> Exercise directions
Copy out each line in the material below that has the word "Frankrijk".

> Records provided
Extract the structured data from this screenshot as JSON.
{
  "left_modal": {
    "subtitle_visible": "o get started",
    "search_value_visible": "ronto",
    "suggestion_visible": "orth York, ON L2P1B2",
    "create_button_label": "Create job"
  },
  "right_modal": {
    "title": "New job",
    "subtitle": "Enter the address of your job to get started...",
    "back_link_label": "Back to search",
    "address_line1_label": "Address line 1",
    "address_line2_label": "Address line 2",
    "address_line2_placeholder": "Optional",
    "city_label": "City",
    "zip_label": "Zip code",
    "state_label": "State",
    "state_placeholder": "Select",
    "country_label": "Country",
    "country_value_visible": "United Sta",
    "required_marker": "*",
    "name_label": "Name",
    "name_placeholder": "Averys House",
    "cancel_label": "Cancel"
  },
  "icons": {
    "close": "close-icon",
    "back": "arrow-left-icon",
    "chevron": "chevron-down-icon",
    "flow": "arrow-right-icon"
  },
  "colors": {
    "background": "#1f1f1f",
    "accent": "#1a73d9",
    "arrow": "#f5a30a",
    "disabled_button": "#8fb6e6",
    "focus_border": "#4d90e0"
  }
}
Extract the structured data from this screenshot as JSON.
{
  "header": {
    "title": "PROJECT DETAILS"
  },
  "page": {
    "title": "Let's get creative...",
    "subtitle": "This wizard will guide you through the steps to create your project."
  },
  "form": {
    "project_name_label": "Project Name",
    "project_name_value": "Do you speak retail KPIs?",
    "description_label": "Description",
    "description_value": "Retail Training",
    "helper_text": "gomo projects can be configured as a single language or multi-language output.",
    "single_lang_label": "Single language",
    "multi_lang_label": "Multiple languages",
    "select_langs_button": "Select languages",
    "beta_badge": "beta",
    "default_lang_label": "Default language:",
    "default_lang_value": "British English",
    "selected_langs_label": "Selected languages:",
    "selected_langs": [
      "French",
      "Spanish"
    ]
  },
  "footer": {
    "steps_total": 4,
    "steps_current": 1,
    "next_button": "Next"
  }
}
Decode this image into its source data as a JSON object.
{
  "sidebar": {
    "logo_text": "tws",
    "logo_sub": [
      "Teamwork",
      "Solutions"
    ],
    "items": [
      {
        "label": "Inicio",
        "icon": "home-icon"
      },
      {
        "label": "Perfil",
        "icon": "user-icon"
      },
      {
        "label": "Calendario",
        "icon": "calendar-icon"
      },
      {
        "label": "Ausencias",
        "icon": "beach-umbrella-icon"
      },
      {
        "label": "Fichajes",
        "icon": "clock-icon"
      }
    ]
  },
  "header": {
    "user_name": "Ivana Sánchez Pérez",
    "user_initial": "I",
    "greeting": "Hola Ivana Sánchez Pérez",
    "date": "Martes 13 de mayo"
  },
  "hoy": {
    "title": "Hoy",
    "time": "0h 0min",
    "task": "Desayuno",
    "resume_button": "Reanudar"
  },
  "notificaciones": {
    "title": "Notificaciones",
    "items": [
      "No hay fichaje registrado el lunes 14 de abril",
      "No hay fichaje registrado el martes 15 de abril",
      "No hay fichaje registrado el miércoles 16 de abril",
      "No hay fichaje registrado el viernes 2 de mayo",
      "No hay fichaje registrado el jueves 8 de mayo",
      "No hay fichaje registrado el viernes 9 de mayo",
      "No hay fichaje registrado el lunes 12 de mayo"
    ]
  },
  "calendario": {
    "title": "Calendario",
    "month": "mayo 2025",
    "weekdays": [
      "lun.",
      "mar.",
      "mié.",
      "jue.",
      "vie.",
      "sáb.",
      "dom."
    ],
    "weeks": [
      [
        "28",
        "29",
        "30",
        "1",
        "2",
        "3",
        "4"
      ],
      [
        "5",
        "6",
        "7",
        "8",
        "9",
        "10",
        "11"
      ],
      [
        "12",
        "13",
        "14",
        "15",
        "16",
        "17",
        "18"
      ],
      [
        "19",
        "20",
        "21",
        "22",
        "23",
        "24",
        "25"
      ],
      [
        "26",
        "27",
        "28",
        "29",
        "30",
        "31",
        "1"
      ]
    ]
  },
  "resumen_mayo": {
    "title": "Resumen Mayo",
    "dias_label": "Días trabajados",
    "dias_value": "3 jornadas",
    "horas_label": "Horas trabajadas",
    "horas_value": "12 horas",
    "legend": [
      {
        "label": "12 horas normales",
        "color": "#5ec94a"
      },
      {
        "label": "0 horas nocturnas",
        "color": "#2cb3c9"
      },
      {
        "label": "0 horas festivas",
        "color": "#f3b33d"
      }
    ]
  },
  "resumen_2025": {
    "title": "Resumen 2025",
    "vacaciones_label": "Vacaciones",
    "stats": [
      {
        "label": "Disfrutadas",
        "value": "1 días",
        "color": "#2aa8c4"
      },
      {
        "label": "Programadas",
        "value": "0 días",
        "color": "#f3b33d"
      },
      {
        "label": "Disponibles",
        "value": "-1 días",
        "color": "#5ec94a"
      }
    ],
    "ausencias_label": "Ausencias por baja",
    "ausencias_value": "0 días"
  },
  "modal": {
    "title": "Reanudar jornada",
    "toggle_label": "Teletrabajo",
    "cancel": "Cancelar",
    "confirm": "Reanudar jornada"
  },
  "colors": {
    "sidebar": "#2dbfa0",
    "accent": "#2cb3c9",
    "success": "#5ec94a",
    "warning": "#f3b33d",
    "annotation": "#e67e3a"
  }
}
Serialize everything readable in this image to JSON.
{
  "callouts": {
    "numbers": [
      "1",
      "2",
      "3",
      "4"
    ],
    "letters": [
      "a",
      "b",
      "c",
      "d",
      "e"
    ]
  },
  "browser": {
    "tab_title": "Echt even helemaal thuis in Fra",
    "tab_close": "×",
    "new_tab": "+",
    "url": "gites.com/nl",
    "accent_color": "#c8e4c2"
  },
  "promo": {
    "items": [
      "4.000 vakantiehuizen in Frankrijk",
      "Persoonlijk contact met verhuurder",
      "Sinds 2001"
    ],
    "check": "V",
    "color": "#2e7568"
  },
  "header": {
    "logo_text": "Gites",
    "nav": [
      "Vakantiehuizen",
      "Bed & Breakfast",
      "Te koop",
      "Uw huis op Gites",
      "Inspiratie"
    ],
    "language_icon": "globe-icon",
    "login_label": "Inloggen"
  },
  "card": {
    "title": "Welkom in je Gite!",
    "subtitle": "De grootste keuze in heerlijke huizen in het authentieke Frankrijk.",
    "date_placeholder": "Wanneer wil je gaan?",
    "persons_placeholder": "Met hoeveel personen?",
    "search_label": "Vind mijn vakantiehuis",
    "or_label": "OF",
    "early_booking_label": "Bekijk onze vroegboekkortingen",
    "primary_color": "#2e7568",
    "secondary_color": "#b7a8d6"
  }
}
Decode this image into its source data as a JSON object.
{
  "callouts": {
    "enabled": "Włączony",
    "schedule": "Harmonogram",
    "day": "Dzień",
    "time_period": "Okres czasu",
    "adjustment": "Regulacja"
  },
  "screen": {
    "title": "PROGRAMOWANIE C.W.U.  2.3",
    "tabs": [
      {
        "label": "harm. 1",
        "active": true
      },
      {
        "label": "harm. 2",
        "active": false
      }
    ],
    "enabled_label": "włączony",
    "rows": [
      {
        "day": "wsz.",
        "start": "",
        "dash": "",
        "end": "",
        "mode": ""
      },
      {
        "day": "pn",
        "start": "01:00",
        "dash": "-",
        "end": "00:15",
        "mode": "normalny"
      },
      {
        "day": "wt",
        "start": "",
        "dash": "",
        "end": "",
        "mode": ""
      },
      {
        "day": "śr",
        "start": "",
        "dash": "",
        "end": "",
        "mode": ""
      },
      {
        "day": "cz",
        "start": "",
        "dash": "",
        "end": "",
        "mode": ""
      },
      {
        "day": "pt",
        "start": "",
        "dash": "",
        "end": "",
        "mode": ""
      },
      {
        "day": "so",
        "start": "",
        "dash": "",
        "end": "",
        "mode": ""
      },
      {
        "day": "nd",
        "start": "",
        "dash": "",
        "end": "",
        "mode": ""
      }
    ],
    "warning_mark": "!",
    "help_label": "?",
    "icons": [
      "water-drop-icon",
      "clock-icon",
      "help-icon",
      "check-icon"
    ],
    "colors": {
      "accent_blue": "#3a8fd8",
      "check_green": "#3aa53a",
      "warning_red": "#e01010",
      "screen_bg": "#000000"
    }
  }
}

> Result below
      "4.000 vakantiehuizen in Frankrijk",
    "subtitle": "De grootste keuze in heerlijke huizen in het authentieke Frankrijk.",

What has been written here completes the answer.